Copy everything in the listing below word for word, apart from any images.

### RECORDS PROVIDED:
++++++++++

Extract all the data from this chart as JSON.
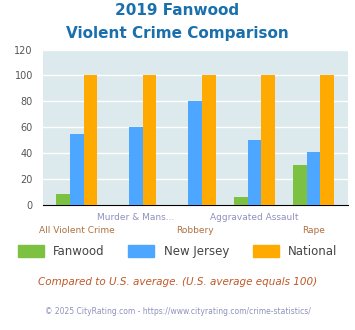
{
  "title_line1": "2019 Fanwood",
  "title_line2": "Violent Crime Comparison",
  "categories": [
    "All Violent Crime",
    "Murder & Mans...",
    "Robbery",
    "Aggravated Assault",
    "Rape"
  ],
  "categories_row1": [
    "All Violent Crime",
    "",
    "Robbery",
    "",
    "Rape"
  ],
  "categories_row2": [
    "",
    "Murder & Mans...",
    "",
    "Aggravated Assault",
    ""
  ],
  "fanwood": [
    8,
    0,
    0,
    6,
    31
  ],
  "new_jersey": [
    55,
    60,
    80,
    50,
    41
  ],
  "national": [
    100,
    100,
    100,
    100,
    100
  ],
  "colors": {
    "fanwood": "#7dc142",
    "new_jersey": "#4da6ff",
    "national": "#ffaa00"
  },
  "ylim": [
    0,
    120
  ],
  "yticks": [
    0,
    20,
    40,
    60,
    80,
    100,
    120
  ],
  "bg_color": "#dce9ed",
  "grid_color": "#ffffff",
  "title_color": "#1a6fad",
  "xlabel_color_row1": "#b07040",
  "xlabel_color_row2": "#9090c0",
  "legend_label_color": "#444444",
  "footer_text": "Compared to U.S. average. (U.S. average equals 100)",
  "copyright_text": "© 2025 CityRating.com - https://www.cityrating.com/crime-statistics/",
  "footer_color": "#c05828",
  "copyright_color": "#9090c0"
}
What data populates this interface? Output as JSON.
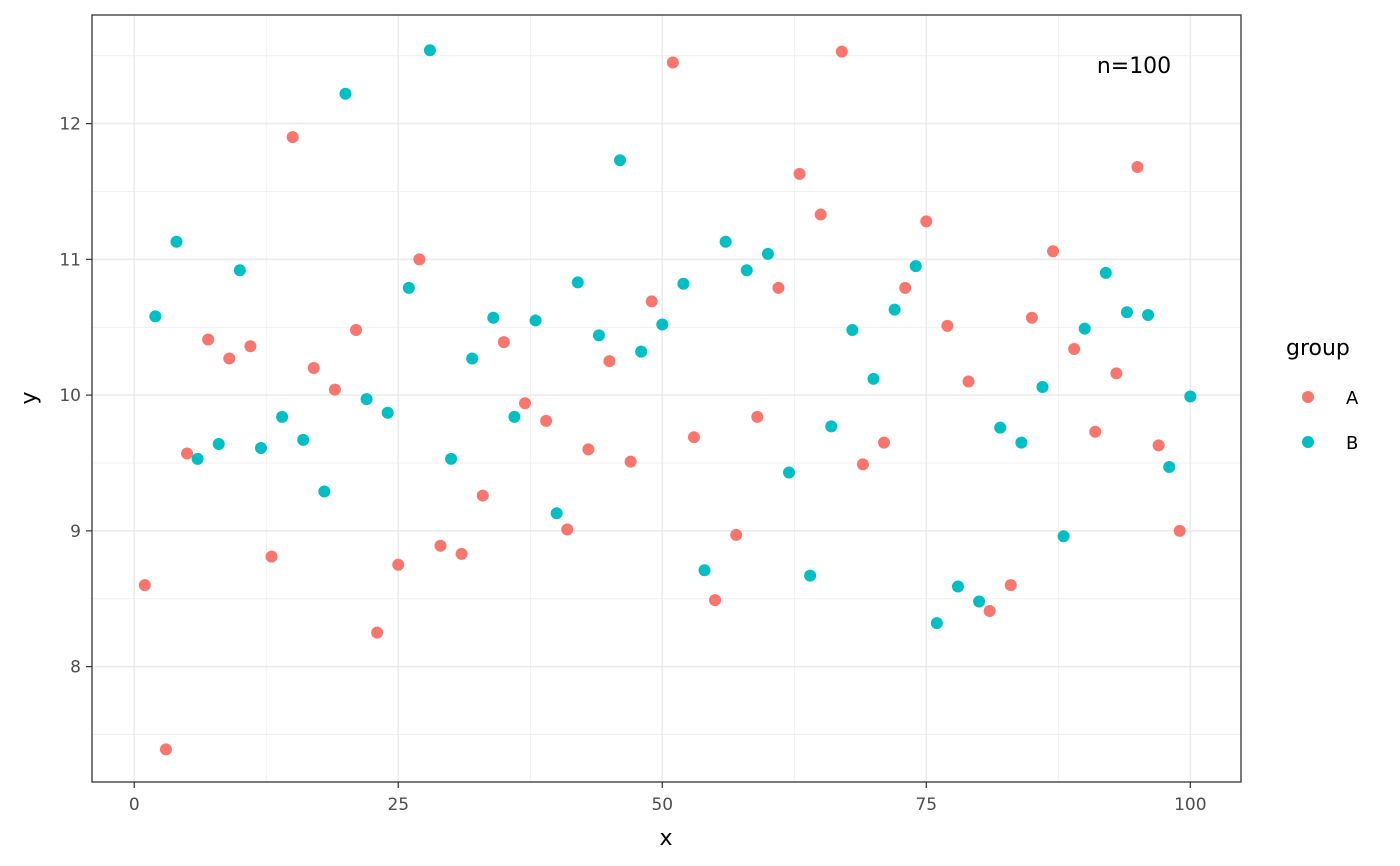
{
  "chart_data": {
    "type": "scatter",
    "title": "",
    "xlabel": "x",
    "ylabel": "y",
    "xlim": [
      -4,
      104.8
    ],
    "ylim": [
      7.15,
      12.8
    ],
    "xticks": [
      0,
      25,
      50,
      75,
      100
    ],
    "yticks": [
      8,
      9,
      10,
      11,
      12
    ],
    "grid": true,
    "annotation": "n=100",
    "legend": {
      "title": "group",
      "position": "right"
    },
    "series": [
      {
        "name": "A",
        "color": "#F8766D",
        "x": [
          1,
          3,
          5,
          7,
          9,
          11,
          13,
          15,
          17,
          19,
          21,
          23,
          25,
          27,
          29,
          31,
          33,
          35,
          37,
          39,
          41,
          43,
          45,
          47,
          49,
          51,
          53,
          55,
          57,
          59,
          61,
          63,
          65,
          67,
          69,
          71,
          73,
          75,
          77,
          79,
          81,
          83,
          85,
          87,
          89,
          91,
          93,
          95,
          97,
          99
        ],
        "y": [
          8.6,
          7.39,
          9.57,
          10.41,
          10.27,
          10.36,
          8.81,
          11.9,
          10.2,
          10.04,
          10.48,
          8.25,
          8.75,
          11.0,
          8.89,
          8.83,
          9.26,
          10.39,
          9.94,
          9.81,
          9.01,
          9.6,
          10.25,
          9.51,
          10.69,
          12.45,
          9.69,
          8.49,
          8.97,
          9.84,
          10.79,
          11.63,
          11.33,
          12.53,
          9.49,
          9.65,
          10.79,
          11.28,
          10.51,
          10.1,
          8.41,
          8.6,
          10.57,
          11.06,
          10.34,
          9.73,
          10.16,
          11.68,
          9.63,
          9.0
        ]
      },
      {
        "name": "B",
        "color": "#00BFC4",
        "x": [
          2,
          4,
          6,
          8,
          10,
          12,
          14,
          16,
          18,
          20,
          22,
          24,
          26,
          28,
          30,
          32,
          34,
          36,
          38,
          40,
          42,
          44,
          46,
          48,
          50,
          52,
          54,
          56,
          58,
          60,
          62,
          64,
          66,
          68,
          70,
          72,
          74,
          76,
          78,
          80,
          82,
          84,
          86,
          88,
          90,
          92,
          94,
          96,
          98,
          100
        ],
        "y": [
          10.58,
          11.13,
          9.53,
          9.64,
          10.92,
          9.61,
          9.84,
          9.67,
          9.29,
          12.22,
          9.97,
          9.87,
          10.79,
          12.54,
          9.53,
          10.27,
          10.57,
          9.84,
          10.55,
          9.13,
          10.83,
          10.44,
          11.73,
          10.32,
          10.52,
          10.82,
          8.71,
          11.13,
          10.92,
          11.04,
          9.43,
          8.67,
          9.77,
          10.48,
          10.12,
          10.63,
          10.95,
          8.32,
          8.59,
          8.48,
          9.76,
          9.65,
          10.06,
          8.96,
          10.49,
          10.9,
          10.61,
          10.59,
          9.47,
          9.99
        ]
      }
    ]
  }
}
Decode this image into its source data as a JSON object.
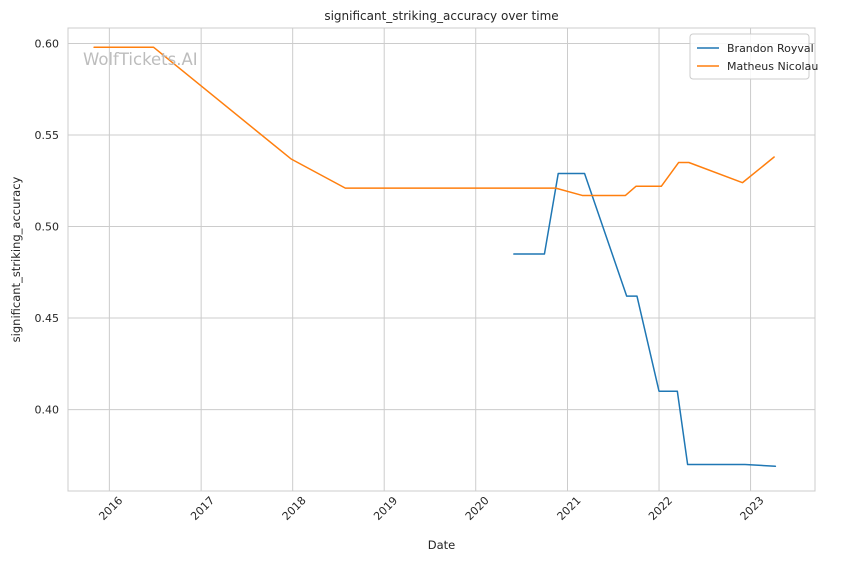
{
  "chart_data": {
    "type": "line",
    "title": "significant_striking_accuracy over time",
    "xlabel": "Date",
    "ylabel": "significant_striking_accuracy",
    "watermark": "WolfTickets.AI",
    "xlim": [
      "2015-07-20",
      "2023-09-15"
    ],
    "ylim": [
      0.3555,
      0.6085
    ],
    "x_ticks": [
      "2016-01-01",
      "2017-01-01",
      "2018-01-01",
      "2019-01-01",
      "2020-01-01",
      "2021-01-01",
      "2022-01-01",
      "2023-01-01"
    ],
    "x_tick_labels": [
      "2016",
      "2017",
      "2018",
      "2019",
      "2020",
      "2021",
      "2022",
      "2023"
    ],
    "y_ticks": [
      0.4,
      0.45,
      0.5,
      0.55,
      0.6
    ],
    "y_tick_labels": [
      "0.40",
      "0.45",
      "0.50",
      "0.55",
      "0.60"
    ],
    "grid": true,
    "legend_position": "top-right",
    "series": [
      {
        "name": "Brandon Royval",
        "color": "#1f77b4",
        "points": [
          [
            "2020-06-01",
            0.485
          ],
          [
            "2020-10-01",
            0.485
          ],
          [
            "2020-11-25",
            0.529
          ],
          [
            "2021-03-10",
            0.529
          ],
          [
            "2021-08-25",
            0.462
          ],
          [
            "2021-10-05",
            0.462
          ],
          [
            "2022-01-01",
            0.41
          ],
          [
            "2022-03-15",
            0.41
          ],
          [
            "2022-04-25",
            0.37
          ],
          [
            "2022-12-10",
            0.37
          ],
          [
            "2023-04-10",
            0.369
          ]
        ]
      },
      {
        "name": "Matheus Nicolau",
        "color": "#ff7f0e",
        "points": [
          [
            "2015-11-01",
            0.598
          ],
          [
            "2016-06-25",
            0.598
          ],
          [
            "2017-12-25",
            0.537
          ],
          [
            "2018-07-30",
            0.521
          ],
          [
            "2020-11-15",
            0.521
          ],
          [
            "2021-03-01",
            0.517
          ],
          [
            "2021-08-20",
            0.517
          ],
          [
            "2021-10-01",
            0.522
          ],
          [
            "2022-01-10",
            0.522
          ],
          [
            "2022-03-20",
            0.535
          ],
          [
            "2022-04-30",
            0.535
          ],
          [
            "2022-11-30",
            0.524
          ],
          [
            "2023-04-05",
            0.538
          ]
        ]
      }
    ]
  }
}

++++++++++

### RESULT:
Extract all the data from this chart as JSON.
{
  "title_line1": "2019 Fanwood",
  "title_line2": "Violent Crime Comparison",
  "categories": [
    "All Violent Crime",
    "Murder & Mans...",
    "Robbery",
    "Aggravated Assault",
    "Rape"
  ],
  "categories_row1": [
    "All Violent Crime",
    "",
    "Robbery",
    "",
    "Rape"
  ],
  "categories_row2": [
    "",
    "Murder & Mans...",
    "",
    "Aggravated Assault",
    ""
  ],
  "fanwood": [
    8,
    0,
    0,
    6,
    31
  ],
  "new_jersey": [
    55,
    60,
    80,
    50,
    41
  ],
  "national": [
    100,
    100,
    100,
    100,
    100
  ],
  "colors": {
    "fanwood": "#7dc142",
    "new_jersey": "#4da6ff",
    "national": "#ffaa00"
  },
  "ylim": [
    0,
    120
  ],
  "yticks": [
    0,
    20,
    40,
    60,
    80,
    100,
    120
  ],
  "bg_color": "#dce9ed",
  "grid_color": "#ffffff",
  "title_color": "#1a6fad",
  "xlabel_color_row1": "#b07040",
  "xlabel_color_row2": "#9090c0",
  "legend_label_color": "#444444",
  "footer_text": "Compared to U.S. average. (U.S. average equals 100)",
  "copyright_text": "© 2025 CityRating.com - https://www.cityrating.com/crime-statistics/",
  "footer_color": "#c05828",
  "copyright_color": "#9090c0"
}
What data populates this interface? Output as JSON.
{
  "chart_data": {
    "type": "scatter",
    "title": "",
    "xlabel": "x",
    "ylabel": "y",
    "xlim": [
      -4,
      104.8
    ],
    "ylim": [
      7.15,
      12.8
    ],
    "xticks": [
      0,
      25,
      50,
      75,
      100
    ],
    "yticks": [
      8,
      9,
      10,
      11,
      12
    ],
    "grid": true,
    "annotation": "n=100",
    "legend": {
      "title": "group",
      "position": "right"
    },
    "series": [
      {
        "name": "A",
        "color": "#F8766D",
        "x": [
          1,
          3,
          5,
          7,
          9,
          11,
          13,
          15,
          17,
          19,
          21,
          23,
          25,
          27,
          29,
          31,
          33,
          35,
          37,
          39,
          41,
          43,
          45,
          47,
          49,
          51,
          53,
          55,
          57,
          59,
          61,
          63,
          65,
          67,
          69,
          71,
          73,
          75,
          77,
          79,
          81,
          83,
          85,
          87,
          89,
          91,
          93,
          95,
          97,
          99
        ],
        "y": [
          8.6,
          7.39,
          9.57,
          10.41,
          10.27,
          10.36,
          8.81,
          11.9,
          10.2,
          10.04,
          10.48,
          8.25,
          8.75,
          11.0,
          8.89,
          8.83,
          9.26,
          10.39,
          9.94,
          9.81,
          9.01,
          9.6,
          10.25,
          9.51,
          10.69,
          12.45,
          9.69,
          8.49,
          8.97,
          9.84,
          10.79,
          11.63,
          11.33,
          12.53,
          9.49,
          9.65,
          10.79,
          11.28,
          10.51,
          10.1,
          8.41,
          8.6,
          10.57,
          11.06,
          10.34,
          9.73,
          10.16,
          11.68,
          9.63,
          9.0
        ]
      },
      {
        "name": "B",
        "color": "#00BFC4",
        "x": [
          2,
          4,
          6,
          8,
          10,
          12,
          14,
          16,
          18,
          20,
          22,
          24,
          26,
          28,
          30,
          32,
          34,
          36,
          38,
          40,
          42,
          44,
          46,
          48,
          50,
          52,
          54,
          56,
          58,
          60,
          62,
          64,
          66,
          68,
          70,
          72,
          74,
          76,
          78,
          80,
          82,
          84,
          86,
          88,
          90,
          92,
          94,
          96,
          98,
          100
        ],
        "y": [
          10.58,
          11.13,
          9.53,
          9.64,
          10.92,
          9.61,
          9.84,
          9.67,
          9.29,
          12.22,
          9.97,
          9.87,
          10.79,
          12.54,
          9.53,
          10.27,
          10.57,
          9.84,
          10.55,
          9.13,
          10.83,
          10.44,
          11.73,
          10.32,
          10.52,
          10.82,
          8.71,
          11.13,
          10.92,
          11.04,
          9.43,
          8.67,
          9.77,
          10.48,
          10.12,
          10.63,
          10.95,
          8.32,
          8.59,
          8.48,
          9.76,
          9.65,
          10.06,
          8.96,
          10.49,
          10.9,
          10.61,
          10.59,
          9.47,
          9.99
        ]
      }
    ]
  }
}
Decode this image into its source data as a JSON object.
{
  "chart_data": {
    "type": "line",
    "title": "significant_striking_accuracy over time",
    "xlabel": "Date",
    "ylabel": "significant_striking_accuracy",
    "watermark": "WolfTickets.AI",
    "xlim": [
      "2015-07-20",
      "2023-09-15"
    ],
    "ylim": [
      0.3555,
      0.6085
    ],
    "x_ticks": [
      "2016-01-01",
      "2017-01-01",
      "2018-01-01",
      "2019-01-01",
      "2020-01-01",
      "2021-01-01",
      "2022-01-01",
      "2023-01-01"
    ],
    "x_tick_labels": [
      "2016",
      "2017",
      "2018",
      "2019",
      "2020",
      "2021",
      "2022",
      "2023"
    ],
    "y_ticks": [
      0.4,
      0.45,
      0.5,
      0.55,
      0.6
    ],
    "y_tick_labels": [
      "0.40",
      "0.45",
      "0.50",
      "0.55",
      "0.60"
    ],
    "grid": true,
    "legend_position": "top-right",
    "series": [
      {
        "name": "Brandon Royval",
        "color": "#1f77b4",
        "points": [
          [
            "2020-06-01",
            0.485
          ],
          [
            "2020-10-01",
            0.485
          ],
          [
            "2020-11-25",
            0.529
          ],
          [
            "2021-03-10",
            0.529
          ],
          [
            "2021-08-25",
            0.462
          ],
          [
            "2021-10-05",
            0.462
          ],
          [
            "2022-01-01",
            0.41
          ],
          [
            "2022-03-15",
            0.41
          ],
          [
            "2022-04-25",
            0.37
          ],
          [
            "2022-12-10",
            0.37
          ],
          [
            "2023-04-10",
            0.369
          ]
        ]
      },
      {
        "name": "Matheus Nicolau",
        "color": "#ff7f0e",
        "points": [
          [
            "2015-11-01",
            0.598
          ],
          [
            "2016-06-25",
            0.598
          ],
          [
            "2017-12-25",
            0.537
          ],
          [
            "2018-07-30",
            0.521
          ],
          [
            "2020-11-15",
            0.521
          ],
          [
            "2021-03-01",
            0.517
          ],
          [
            "2021-08-20",
            0.517
          ],
          [
            "2021-10-01",
            0.522
          ],
          [
            "2022-01-10",
            0.522
          ],
          [
            "2022-03-20",
            0.535
          ],
          [
            "2022-04-30",
            0.535
          ],
          [
            "2022-11-30",
            0.524
          ],
          [
            "2023-04-05",
            0.538
          ]
        ]
      }
    ]
  }
}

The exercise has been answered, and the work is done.